● **The task**
Check every line of the material below for the string "from", and return the ones that have it.
[start Stored data]
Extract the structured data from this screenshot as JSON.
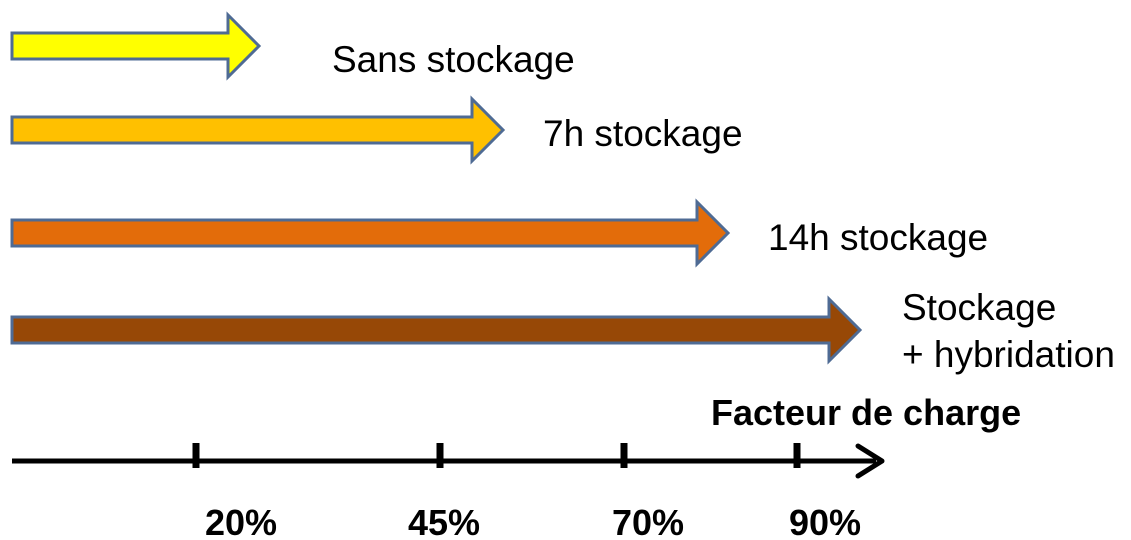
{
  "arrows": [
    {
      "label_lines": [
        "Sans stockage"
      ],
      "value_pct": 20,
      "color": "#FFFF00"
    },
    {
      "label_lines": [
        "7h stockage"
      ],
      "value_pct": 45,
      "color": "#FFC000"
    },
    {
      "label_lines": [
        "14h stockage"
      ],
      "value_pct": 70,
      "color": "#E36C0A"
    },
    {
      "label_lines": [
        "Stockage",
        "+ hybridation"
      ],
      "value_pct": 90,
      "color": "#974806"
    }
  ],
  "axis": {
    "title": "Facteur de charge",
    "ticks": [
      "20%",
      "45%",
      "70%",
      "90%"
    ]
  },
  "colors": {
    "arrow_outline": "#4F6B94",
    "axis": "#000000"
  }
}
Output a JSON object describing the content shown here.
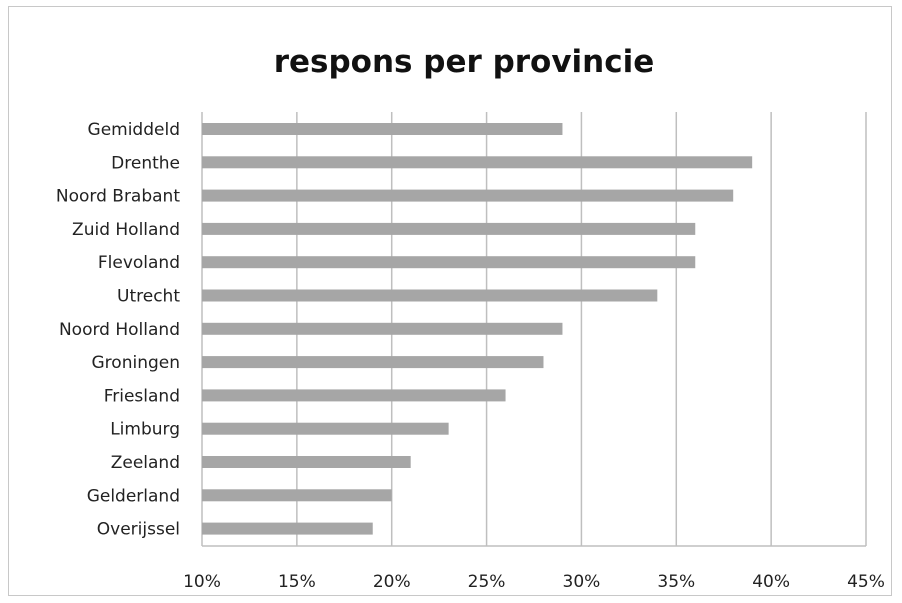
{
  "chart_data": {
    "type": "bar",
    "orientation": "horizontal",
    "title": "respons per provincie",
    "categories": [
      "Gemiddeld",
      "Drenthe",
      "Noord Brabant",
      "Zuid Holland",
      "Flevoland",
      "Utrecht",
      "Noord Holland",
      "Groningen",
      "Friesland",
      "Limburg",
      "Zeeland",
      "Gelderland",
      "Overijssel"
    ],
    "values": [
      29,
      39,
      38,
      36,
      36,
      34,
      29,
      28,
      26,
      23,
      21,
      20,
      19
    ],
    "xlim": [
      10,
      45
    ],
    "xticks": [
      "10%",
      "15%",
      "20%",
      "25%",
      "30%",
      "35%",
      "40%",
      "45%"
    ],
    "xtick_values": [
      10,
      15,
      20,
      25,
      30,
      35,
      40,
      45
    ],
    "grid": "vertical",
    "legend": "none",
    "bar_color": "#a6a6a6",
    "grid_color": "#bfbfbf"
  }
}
[end Stored data]
[start Stored data]
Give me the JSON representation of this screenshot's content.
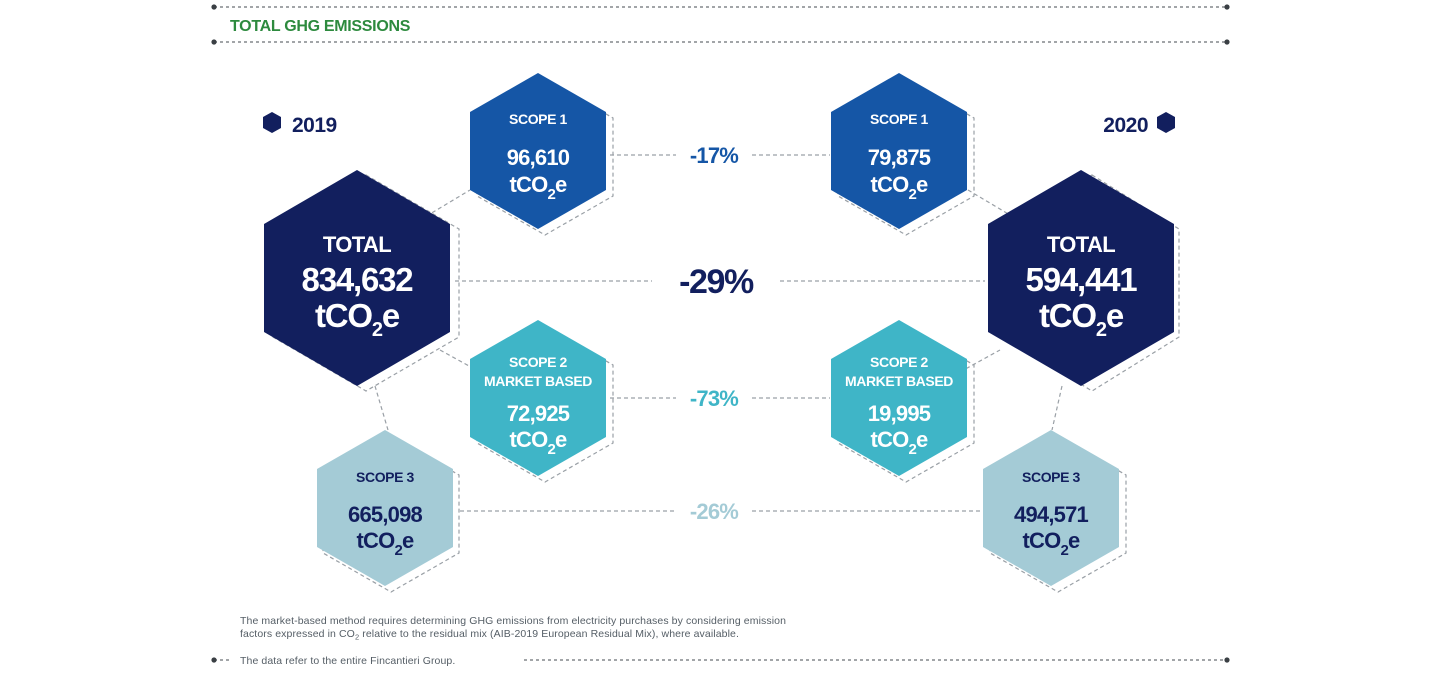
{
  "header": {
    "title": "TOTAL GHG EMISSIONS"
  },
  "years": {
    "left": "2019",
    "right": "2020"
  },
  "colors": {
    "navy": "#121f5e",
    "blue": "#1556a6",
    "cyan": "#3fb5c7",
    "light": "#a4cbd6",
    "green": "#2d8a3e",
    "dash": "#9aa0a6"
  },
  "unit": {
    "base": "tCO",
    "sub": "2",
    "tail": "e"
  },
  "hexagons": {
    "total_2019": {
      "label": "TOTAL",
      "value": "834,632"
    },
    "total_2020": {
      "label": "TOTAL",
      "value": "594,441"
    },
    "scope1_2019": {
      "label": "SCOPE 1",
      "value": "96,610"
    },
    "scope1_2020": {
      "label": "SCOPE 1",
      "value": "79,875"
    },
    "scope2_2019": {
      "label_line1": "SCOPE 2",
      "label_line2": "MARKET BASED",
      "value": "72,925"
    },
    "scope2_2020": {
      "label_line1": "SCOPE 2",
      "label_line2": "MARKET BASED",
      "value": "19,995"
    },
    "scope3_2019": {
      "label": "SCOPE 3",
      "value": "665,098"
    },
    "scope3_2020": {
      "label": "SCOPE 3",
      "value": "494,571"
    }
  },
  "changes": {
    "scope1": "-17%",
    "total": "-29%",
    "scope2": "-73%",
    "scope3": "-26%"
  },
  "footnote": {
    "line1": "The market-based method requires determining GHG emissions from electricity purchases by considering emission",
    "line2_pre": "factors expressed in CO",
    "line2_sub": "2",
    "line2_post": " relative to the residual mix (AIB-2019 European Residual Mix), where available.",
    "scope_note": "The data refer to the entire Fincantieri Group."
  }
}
[end Stored data]
● **Solution for this problem**
Extract the structured data from this screenshot as JSON.
    "line1": "The market-based method requires determining GHG emissions from electricity purchases by considering emission",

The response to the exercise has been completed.